# Problem
Copy out the lines of the records verbatim, starting with the line that contains "dark-counter (0, 570, 246, 875)" and ending after the line that contains "avatar-image (24, 42, 106, 124)".

# Layout records
▬▬▬▬▬▬▬▬▬▬

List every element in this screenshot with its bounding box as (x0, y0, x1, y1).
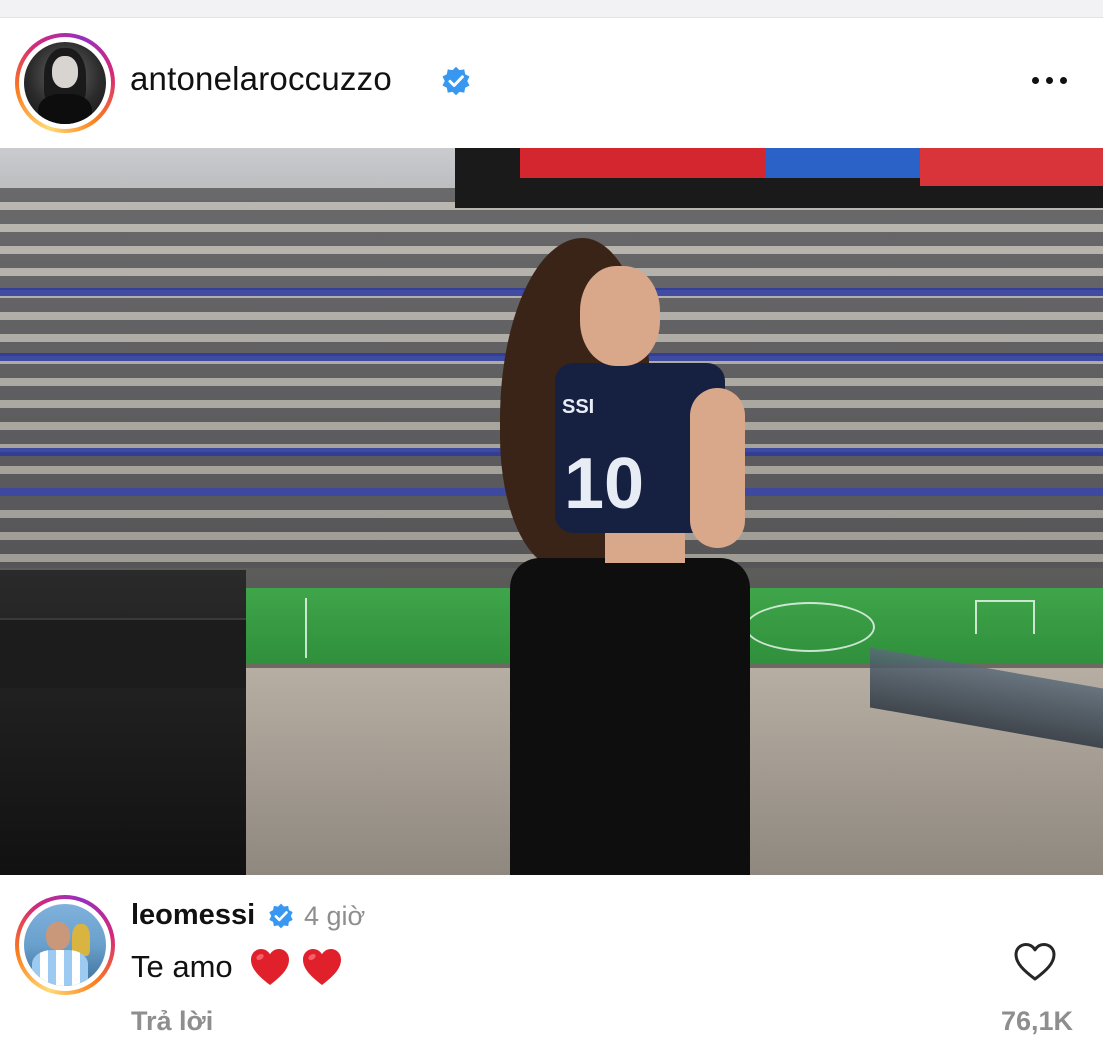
dark-counter (0, 570, 246, 875)
comment-text: Te amo (131, 947, 343, 987)
more-dot (1059, 76, 1067, 84)
heart-outline-icon[interactable] (1013, 941, 1057, 983)
stadium-screen (455, 148, 1103, 208)
post-header: antonelaroccuzzo (0, 30, 1103, 140)
avatar-image (24, 904, 106, 986)
verified-badge-icon (442, 66, 470, 96)
red-heart-emoji-icon (250, 949, 289, 985)
avatar-image (24, 42, 106, 124)
commenter-username[interactable]: leomessi (131, 899, 255, 932)
counter-top (0, 618, 246, 688)
comment-timestamp: 4 giờ (304, 901, 366, 931)
commenter-avatar[interactable] (15, 895, 115, 995)
like-count: 76,1K (1000, 1006, 1073, 1036)
top-status-strip (0, 0, 1103, 18)
red-heart-emoji-icon (302, 949, 341, 985)
person-in-jersey: SSI 10 (500, 238, 760, 875)
post-author-avatar[interactable] (15, 33, 115, 133)
jersey-name: SSI (562, 396, 595, 418)
post-author-username[interactable]: antonelaroccuzzo (130, 60, 392, 98)
comment-row: leomessi 4 giờ Te amo Trả lời 76,1K (0, 875, 1103, 1062)
jersey-number: 10 (564, 444, 645, 524)
post-photo[interactable]: SSI 10 (0, 148, 1103, 875)
reply-button[interactable]: Trả lời (131, 1006, 213, 1037)
more-dot (1045, 76, 1053, 84)
verified-badge-icon (269, 903, 293, 929)
more-dot (1031, 76, 1039, 84)
comment-message: Te amo (131, 949, 233, 984)
more-options-button[interactable] (1027, 68, 1071, 92)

▬▬▬▬▬▬▬▬▬▬

# Result of the exercise
dark-counter (0, 570, 246, 875)
comment-text: Te amo (131, 947, 343, 987)
more-dot (1059, 76, 1067, 84)
heart-outline-icon[interactable] (1013, 941, 1057, 983)
stadium-screen (455, 148, 1103, 208)
post-header: antonelaroccuzzo (0, 30, 1103, 140)
avatar-image (24, 904, 106, 986)
verified-badge-icon (442, 66, 470, 96)
red-heart-emoji-icon (250, 949, 289, 985)
avatar-image (24, 42, 106, 124)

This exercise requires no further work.